§ **Written exercise**
Every record here should be printed again exactly.

§ **Record excerpts**
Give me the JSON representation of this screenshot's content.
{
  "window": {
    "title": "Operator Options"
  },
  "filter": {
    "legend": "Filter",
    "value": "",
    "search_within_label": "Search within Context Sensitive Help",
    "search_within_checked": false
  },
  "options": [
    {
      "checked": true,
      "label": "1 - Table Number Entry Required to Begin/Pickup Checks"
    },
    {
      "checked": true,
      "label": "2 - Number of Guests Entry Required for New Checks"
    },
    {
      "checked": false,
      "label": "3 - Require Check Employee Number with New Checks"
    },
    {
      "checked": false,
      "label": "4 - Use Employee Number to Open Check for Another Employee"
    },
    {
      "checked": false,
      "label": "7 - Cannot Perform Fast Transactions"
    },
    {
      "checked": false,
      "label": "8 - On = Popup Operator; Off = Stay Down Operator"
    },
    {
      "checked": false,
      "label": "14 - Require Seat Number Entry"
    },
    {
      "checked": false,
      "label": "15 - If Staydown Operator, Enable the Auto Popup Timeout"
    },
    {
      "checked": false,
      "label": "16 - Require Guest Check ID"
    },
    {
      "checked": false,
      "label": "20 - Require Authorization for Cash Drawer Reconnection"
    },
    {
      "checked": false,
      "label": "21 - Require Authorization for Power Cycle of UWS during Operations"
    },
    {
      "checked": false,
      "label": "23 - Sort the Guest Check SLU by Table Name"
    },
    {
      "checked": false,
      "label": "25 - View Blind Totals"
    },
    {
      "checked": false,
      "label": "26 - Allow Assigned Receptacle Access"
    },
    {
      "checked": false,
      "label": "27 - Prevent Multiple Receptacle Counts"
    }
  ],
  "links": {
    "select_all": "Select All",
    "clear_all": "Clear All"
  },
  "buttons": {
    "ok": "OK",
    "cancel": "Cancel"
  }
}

§ **Correct output**
Give me the JSON representation of this screenshot's content.
{
  "window": {
    "title": "Operator Options"
  },
  "filter": {
    "legend": "Filter",
    "value": "",
    "search_within_label": "Search within Context Sensitive Help",
    "search_within_checked": false
  },
  "options": [
    {
      "checked": true,
      "label": "1 - Table Number Entry Required to Begin/Pickup Checks"
    },
    {
      "checked": true,
      "label": "2 - Number of Guests Entry Required for New Checks"
    },
    {
      "checked": false,
      "label": "3 - Require Check Employee Number with New Checks"
    },
    {
      "checked": false,
      "label": "4 - Use Employee Number to Open Check for Another Employee"
    },
    {
      "checked": false,
      "label": "7 - Cannot Perform Fast Transactions"
    },
    {
      "checked": false,
      "label": "8 - On = Popup Operator; Off = Stay Down Operator"
    },
    {
      "checked": false,
      "label": "14 - Require Seat Number Entry"
    },
    {
      "checked": false,
      "label": "15 - If Staydown Operator, Enable the Auto Popup Timeout"
    },
    {
      "checked": false,
      "label": "16 - Require Guest Check ID"
    },
    {
      "checked": false,
      "label": "20 - Require Authorization for Cash Drawer Reconnection"
    },
    {
      "checked": false,
      "label": "21 - Require Authorization for Power Cycle of UWS during Operations"
    },
    {
      "checked": false,
      "label": "23 - Sort the Guest Check SLU by Table Name"
    },
    {
      "checked": false,
      "label": "25 - View Blind Totals"
    },
    {
      "checked": false,
      "label": "26 - Allow Assigned Receptacle Access"
    },
    {
      "checked": false,
      "label": "27 - Prevent Multiple Receptacle Counts"
    }
  ],
  "links": {
    "select_all": "Select All",
    "clear_all": "Clear All"
  },
  "buttons": {
    "ok": "OK",
    "cancel": "Cancel"
  }
}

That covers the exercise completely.